-- Directions --
Copy out the complete listing, word for word.

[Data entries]
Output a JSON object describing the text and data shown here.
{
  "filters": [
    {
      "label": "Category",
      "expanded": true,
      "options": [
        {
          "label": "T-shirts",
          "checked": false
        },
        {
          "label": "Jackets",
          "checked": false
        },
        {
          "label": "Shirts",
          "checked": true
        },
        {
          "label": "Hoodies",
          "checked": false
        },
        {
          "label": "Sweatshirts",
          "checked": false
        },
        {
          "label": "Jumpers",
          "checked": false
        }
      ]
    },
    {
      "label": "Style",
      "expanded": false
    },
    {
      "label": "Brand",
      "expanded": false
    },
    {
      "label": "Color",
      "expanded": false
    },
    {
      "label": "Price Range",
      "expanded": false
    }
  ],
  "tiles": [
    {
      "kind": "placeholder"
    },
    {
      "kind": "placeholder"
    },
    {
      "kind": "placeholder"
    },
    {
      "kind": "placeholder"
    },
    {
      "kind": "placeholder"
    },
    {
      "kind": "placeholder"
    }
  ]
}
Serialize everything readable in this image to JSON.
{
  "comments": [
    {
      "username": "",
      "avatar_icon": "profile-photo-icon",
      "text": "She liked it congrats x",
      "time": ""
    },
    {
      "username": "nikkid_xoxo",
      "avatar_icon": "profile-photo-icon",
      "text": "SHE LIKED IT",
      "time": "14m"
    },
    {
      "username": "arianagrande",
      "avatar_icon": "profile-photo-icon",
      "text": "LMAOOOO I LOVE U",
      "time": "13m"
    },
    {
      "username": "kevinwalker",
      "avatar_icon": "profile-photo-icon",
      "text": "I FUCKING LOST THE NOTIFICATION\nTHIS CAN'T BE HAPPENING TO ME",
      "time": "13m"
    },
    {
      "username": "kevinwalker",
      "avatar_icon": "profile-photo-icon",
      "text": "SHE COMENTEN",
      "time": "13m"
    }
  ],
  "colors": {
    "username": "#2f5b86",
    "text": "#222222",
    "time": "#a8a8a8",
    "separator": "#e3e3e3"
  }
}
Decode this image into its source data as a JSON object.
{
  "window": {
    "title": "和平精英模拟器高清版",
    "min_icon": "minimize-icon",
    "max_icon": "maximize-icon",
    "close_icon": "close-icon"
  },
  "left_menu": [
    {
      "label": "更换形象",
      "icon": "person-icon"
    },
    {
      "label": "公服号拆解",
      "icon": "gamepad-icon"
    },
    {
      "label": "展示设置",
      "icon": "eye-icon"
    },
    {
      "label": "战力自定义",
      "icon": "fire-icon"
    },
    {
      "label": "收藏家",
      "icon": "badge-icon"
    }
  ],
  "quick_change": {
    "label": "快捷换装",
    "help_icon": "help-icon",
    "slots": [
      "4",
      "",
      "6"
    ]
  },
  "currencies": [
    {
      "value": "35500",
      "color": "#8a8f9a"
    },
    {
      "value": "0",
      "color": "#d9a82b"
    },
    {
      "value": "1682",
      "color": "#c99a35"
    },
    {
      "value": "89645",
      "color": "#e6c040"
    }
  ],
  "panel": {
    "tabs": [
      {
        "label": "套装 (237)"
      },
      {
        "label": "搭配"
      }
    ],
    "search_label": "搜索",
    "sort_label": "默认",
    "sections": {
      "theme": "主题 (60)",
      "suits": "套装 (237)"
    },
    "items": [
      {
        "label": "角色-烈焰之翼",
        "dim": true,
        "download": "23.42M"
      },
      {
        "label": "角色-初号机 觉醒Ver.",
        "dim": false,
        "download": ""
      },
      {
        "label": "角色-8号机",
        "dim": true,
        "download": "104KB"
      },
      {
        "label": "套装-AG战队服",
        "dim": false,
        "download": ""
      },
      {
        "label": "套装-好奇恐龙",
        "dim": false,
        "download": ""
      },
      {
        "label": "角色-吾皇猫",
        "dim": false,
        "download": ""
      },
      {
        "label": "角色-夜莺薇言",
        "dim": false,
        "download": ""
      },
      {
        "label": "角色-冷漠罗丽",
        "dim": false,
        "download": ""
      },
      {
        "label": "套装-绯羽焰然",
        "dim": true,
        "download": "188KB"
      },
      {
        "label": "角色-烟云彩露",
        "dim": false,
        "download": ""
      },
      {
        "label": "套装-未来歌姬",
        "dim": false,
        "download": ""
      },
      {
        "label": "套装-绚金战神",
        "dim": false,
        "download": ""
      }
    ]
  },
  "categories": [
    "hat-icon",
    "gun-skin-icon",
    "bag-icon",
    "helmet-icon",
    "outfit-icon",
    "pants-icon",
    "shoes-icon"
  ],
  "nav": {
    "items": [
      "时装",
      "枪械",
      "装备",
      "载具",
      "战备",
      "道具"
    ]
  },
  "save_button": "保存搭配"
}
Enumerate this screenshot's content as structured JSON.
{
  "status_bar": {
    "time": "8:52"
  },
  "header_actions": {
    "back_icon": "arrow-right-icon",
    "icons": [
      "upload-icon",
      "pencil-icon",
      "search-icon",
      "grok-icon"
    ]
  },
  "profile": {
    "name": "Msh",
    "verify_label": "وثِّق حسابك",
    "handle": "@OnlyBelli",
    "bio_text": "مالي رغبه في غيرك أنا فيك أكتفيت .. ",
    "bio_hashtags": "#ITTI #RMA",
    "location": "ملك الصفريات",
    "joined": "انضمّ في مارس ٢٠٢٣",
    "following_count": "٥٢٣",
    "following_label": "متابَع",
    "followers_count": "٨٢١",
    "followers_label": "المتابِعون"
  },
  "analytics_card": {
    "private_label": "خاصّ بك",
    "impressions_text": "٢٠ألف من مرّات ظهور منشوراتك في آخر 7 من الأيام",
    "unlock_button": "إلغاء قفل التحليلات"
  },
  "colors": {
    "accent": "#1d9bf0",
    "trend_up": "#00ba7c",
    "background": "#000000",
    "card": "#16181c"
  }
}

-- Task result --
Output a JSON object describing the text and data shown here.
{
  "filters": [
    {
      "label": "Category",
      "expanded": true,
      "options": [
        {
          "label": "T-shirts",
          "checked": false
        },
        {
          "label": "Jackets",
          "checked": false
        },
        {
          "label": "Shirts",
          "checked": true
        },
        {
          "label": "Hoodies",
          "checked": false
        },
        {
          "label": "Sweatshirts",
          "checked": false
        },
        {
          "label": "Jumpers",
          "checked": false
        }
      ]
    },
    {
      "label": "Style",
      "expanded": false
    },
    {
      "label": "Brand",
      "expanded": false
    },
    {
      "label": "Color",
      "expanded": false
    },
    {
      "label": "Price Range",
      "expanded": false
    }
  ],
  "tiles": [
    {
      "kind": "placeholder"
    },
    {
      "kind": "placeholder"
    },
    {
      "kind": "placeholder"
    },
    {
      "kind": "placeholder"
    },
    {
      "kind": "placeholder"
    },
    {
      "kind": "placeholder"
    }
  ]
}
Serialize everything readable in this image to JSON.
{
  "comments": [
    {
      "username": "",
      "avatar_icon": "profile-photo-icon",
      "text": "She liked it congrats x",
      "time": ""
    },
    {
      "username": "nikkid_xoxo",
      "avatar_icon": "profile-photo-icon",
      "text": "SHE LIKED IT",
      "time": "14m"
    },
    {
      "username": "arianagrande",
      "avatar_icon": "profile-photo-icon",
      "text": "LMAOOOO I LOVE U",
      "time": "13m"
    },
    {
      "username": "kevinwalker",
      "avatar_icon": "profile-photo-icon",
      "text": "I FUCKING LOST THE NOTIFICATION\nTHIS CAN'T BE HAPPENING TO ME",
      "time": "13m"
    },
    {
      "username": "kevinwalker",
      "avatar_icon": "profile-photo-icon",
      "text": "SHE COMENTEN",
      "time": "13m"
    }
  ],
  "colors": {
    "username": "#2f5b86",
    "text": "#222222",
    "time": "#a8a8a8",
    "separator": "#e3e3e3"
  }
}
Decode this image into its source data as a JSON object.
{
  "window": {
    "title": "和平精英模拟器高清版",
    "min_icon": "minimize-icon",
    "max_icon": "maximize-icon",
    "close_icon": "close-icon"
  },
  "left_menu": [
    {
      "label": "更换形象",
      "icon": "person-icon"
    },
    {
      "label": "公服号拆解",
      "icon": "gamepad-icon"
    },
    {
      "label": "展示设置",
      "icon": "eye-icon"
    },
    {
      "label": "战力自定义",
      "icon": "fire-icon"
    },
    {
      "label": "收藏家",
      "icon": "badge-icon"
    }
  ],
  "quick_change": {
    "label": "快捷换装",
    "help_icon": "help-icon",
    "slots": [
      "4",
      "",
      "6"
    ]
  },
  "currencies": [
    {
      "value": "35500",
      "color": "#8a8f9a"
    },
    {
      "value": "0",
      "color": "#d9a82b"
    },
    {
      "value": "1682",
      "color": "#c99a35"
    },
    {
      "value": "89645",
      "color": "#e6c040"
    }
  ],
  "panel": {
    "tabs": [
      {
        "label": "套装 (237)"
      },
      {
        "label": "搭配"
      }
    ],
    "search_label": "搜索",
    "sort_label": "默认",
    "sections": {
      "theme": "主题 (60)",
      "suits": "套装 (237)"
    },
    "items": [
      {
        "label": "角色-烈焰之翼",
        "dim": true,
        "download": "23.42M"
      },
      {
        "label": "角色-初号机 觉醒Ver.",
        "dim": false,
        "download": ""
      },
      {
        "label": "角色-8号机",
        "dim": true,
        "download": "104KB"
      },
      {
        "label": "套装-AG战队服",
        "dim": false,
        "download": ""
      },
      {
        "label": "套装-好奇恐龙",
        "dim": false,
        "download": ""
      },
      {
        "label": "角色-吾皇猫",
        "dim": false,
        "download": ""
      },
      {
        "label": "角色-夜莺薇言",
        "dim": false,
        "download": ""
      },
      {
        "label": "角色-冷漠罗丽",
        "dim": false,
        "download": ""
      },
      {
        "label": "套装-绯羽焰然",
        "dim": true,
        "download": "188KB"
      },
      {
        "label": "角色-烟云彩露",
        "dim": false,
        "download": ""
      },
      {
        "label": "套装-未来歌姬",
        "dim": false,
        "download": ""
      },
      {
        "label": "套装-绚金战神",
        "dim": false,
        "download": ""
      }
    ]
  },
  "categories": [
    "hat-icon",
    "gun-skin-icon",
    "bag-icon",
    "helmet-icon",
    "outfit-icon",
    "pants-icon",
    "shoes-icon"
  ],
  "nav": {
    "items": [
      "时装",
      "枪械",
      "装备",
      "载具",
      "战备",
      "道具"
    ]
  },
  "save_button": "保存搭配"
}
Enumerate this screenshot's content as structured JSON.
{
  "status_bar": {
    "time": "8:52"
  },
  "header_actions": {
    "back_icon": "arrow-right-icon",
    "icons": [
      "upload-icon",
      "pencil-icon",
      "search-icon",
      "grok-icon"
    ]
  },
  "profile": {
    "name": "Msh",
    "verify_label": "وثِّق حسابك",
    "handle": "@OnlyBelli",
    "bio_text": "مالي رغبه في غيرك أنا فيك أكتفيت .. ",
    "bio_hashtags": "#ITTI #RMA",
    "location": "ملك الصفريات",
    "joined": "انضمّ في مارس ٢٠٢٣",
    "following_count": "٥٢٣",
    "following_label": "متابَع",
    "followers_count": "٨٢١",
    "followers_label": "المتابِعون"
  },
  "analytics_card": {
    "private_label": "خاصّ بك",
    "impressions_text": "٢٠ألف من مرّات ظهور منشوراتك في آخر 7 من الأيام",
    "unlock_button": "إلغاء قفل التحليلات"
  },
  "colors": {
    "accent": "#1d9bf0",
    "trend_up": "#00ba7c",
    "background": "#000000",
    "card": "#16181c"
  }
}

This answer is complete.